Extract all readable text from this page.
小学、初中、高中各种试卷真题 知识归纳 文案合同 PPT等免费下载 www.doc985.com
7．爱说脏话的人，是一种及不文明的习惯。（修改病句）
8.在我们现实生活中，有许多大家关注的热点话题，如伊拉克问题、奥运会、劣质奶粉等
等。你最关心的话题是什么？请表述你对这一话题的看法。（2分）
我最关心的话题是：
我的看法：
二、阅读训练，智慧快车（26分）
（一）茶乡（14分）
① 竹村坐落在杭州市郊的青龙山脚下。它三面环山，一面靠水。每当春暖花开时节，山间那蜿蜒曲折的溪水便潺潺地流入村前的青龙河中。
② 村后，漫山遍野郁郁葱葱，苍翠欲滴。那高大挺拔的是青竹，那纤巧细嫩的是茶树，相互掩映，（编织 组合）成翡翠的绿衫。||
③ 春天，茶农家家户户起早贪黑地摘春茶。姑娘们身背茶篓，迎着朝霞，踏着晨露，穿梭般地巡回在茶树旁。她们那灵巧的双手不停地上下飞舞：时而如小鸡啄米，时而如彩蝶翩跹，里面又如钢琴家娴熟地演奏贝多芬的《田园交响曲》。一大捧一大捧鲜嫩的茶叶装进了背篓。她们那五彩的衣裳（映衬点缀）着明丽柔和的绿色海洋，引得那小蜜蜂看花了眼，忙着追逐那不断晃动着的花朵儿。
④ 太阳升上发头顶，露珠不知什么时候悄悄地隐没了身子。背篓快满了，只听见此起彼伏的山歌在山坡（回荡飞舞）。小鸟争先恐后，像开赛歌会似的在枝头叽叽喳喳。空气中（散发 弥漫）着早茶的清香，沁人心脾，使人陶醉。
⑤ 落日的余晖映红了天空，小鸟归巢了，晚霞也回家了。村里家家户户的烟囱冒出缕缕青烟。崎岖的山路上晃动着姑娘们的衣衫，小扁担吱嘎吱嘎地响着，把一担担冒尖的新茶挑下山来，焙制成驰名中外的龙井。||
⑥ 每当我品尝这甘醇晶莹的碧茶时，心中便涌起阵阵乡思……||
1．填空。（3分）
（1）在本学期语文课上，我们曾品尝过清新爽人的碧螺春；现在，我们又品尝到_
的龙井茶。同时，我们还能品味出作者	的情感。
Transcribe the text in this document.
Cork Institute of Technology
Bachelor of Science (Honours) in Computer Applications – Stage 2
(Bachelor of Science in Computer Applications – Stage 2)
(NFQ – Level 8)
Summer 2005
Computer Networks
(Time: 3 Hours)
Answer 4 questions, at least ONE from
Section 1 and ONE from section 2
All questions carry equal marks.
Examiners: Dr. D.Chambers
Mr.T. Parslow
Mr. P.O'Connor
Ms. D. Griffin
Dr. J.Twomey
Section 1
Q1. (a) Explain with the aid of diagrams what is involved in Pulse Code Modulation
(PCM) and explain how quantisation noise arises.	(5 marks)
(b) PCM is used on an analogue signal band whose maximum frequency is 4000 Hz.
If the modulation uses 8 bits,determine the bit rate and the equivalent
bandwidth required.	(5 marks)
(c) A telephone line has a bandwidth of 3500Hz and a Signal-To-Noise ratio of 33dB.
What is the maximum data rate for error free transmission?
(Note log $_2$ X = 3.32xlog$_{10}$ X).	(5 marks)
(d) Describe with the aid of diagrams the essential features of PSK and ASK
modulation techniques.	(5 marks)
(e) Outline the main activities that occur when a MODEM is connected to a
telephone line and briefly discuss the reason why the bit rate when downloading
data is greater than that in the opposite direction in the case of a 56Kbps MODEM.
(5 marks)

═══

* [What is required]:
All entries must be repeated verbatim.

* [Solution to this exercise]:
Extract all readable text from this page.
小学、初中、高中各种试卷真题 知识归纳 文案合同 PPT等免费下载 www.doc985.com
7．爱说脏话的人，是一种及不文明的习惯。（修改病句）
8.在我们现实生活中，有许多大家关注的热点话题，如伊拉克问题、奥运会、劣质奶粉等
等。你最关心的话题是什么？请表述你对这一话题的看法。（2分）
我最关心的话题是：
我的看法：
二、阅读训练，智慧快车（26分）
（一）茶乡（14分）
① 竹村坐落在杭州市郊的青龙山脚下。它三面环山，一面靠水。每当春暖花开时节，山间那蜿蜒曲折的溪水便潺潺地流入村前的青龙河中。
② 村后，漫山遍野郁郁葱葱，苍翠欲滴。那高大挺拔的是青竹，那纤巧细嫩的是茶树，相互掩映，（编织 组合）成翡翠的绿衫。||
③ 春天，茶农家家户户起早贪黑地摘春茶。姑娘们身背茶篓，迎着朝霞，踏着晨露，穿梭般地巡回在茶树旁。她们那灵巧的双手不停地上下飞舞：时而如小鸡啄米，时而如彩蝶翩跹，里面又如钢琴家娴熟地演奏贝多芬的《田园交响曲》。一大捧一大捧鲜嫩的茶叶装进了背篓。她们那五彩的衣裳（映衬点缀）着明丽柔和的绿色海洋，引得那小蜜蜂看花了眼，忙着追逐那不断晃动着的花朵儿。
④ 太阳升上发头顶，露珠不知什么时候悄悄地隐没了身子。背篓快满了，只听见此起彼伏的山歌在山坡（回荡飞舞）。小鸟争先恐后，像开赛歌会似的在枝头叽叽喳喳。空气中（散发 弥漫）着早茶的清香，沁人心脾，使人陶醉。
⑤ 落日的余晖映红了天空，小鸟归巢了，晚霞也回家了。村里家家户户的烟囱冒出缕缕青烟。崎岖的山路上晃动着姑娘们的衣衫，小扁担吱嘎吱嘎地响着，把一担担冒尖的新茶挑下山来，焙制成驰名中外的龙井。||
⑥ 每当我品尝这甘醇晶莹的碧茶时，心中便涌起阵阵乡思……||
1．填空。（3分）
（1）在本学期语文课上，我们曾品尝过清新爽人的碧螺春；现在，我们又品尝到_
的龙井茶。同时，我们还能品味出作者	的情感。
Transcribe the text in this document.
Cork Institute of Technology
Bachelor of Science (Honours) in Computer Applications – Stage 2
(Bachelor of Science in Computer Applications – Stage 2)
(NFQ – Level 8)
Summer 2005
Computer Networks
(Time: 3 Hours)
Answer 4 questions, at least ONE from
Section 1 and ONE from section 2
All questions carry equal marks.
Examiners: Dr. D.Chambers
Mr.T. Parslow
Mr. P.O'Connor
Ms. D. Griffin
Dr. J.Twomey
Section 1
Q1. (a) Explain with the aid of diagrams what is involved in Pulse Code Modulation
(PCM) and explain how quantisation noise arises.	(5 marks)
(b) PCM is used on an analogue signal band whose maximum frequency is 4000 Hz.
If the modulation uses 8 bits,determine the bit rate and the equivalent
bandwidth required.	(5 marks)
(c) A telephone line has a bandwidth of 3500Hz and a Signal-To-Noise ratio of 33dB.
What is the maximum data rate for error free transmission?
(Note log $_2$ X = 3.32xlog$_{10}$ X).	(5 marks)
(d) Describe with the aid of diagrams the essential features of PSK and ASK
modulation techniques.	(5 marks)
(e) Outline the main activities that occur when a MODEM is connected to a
telephone line and briefly discuss the reason why the bit rate when downloading
data is greater than that in the opposite direction in the case of a 56Kbps MODEM.
(5 marks)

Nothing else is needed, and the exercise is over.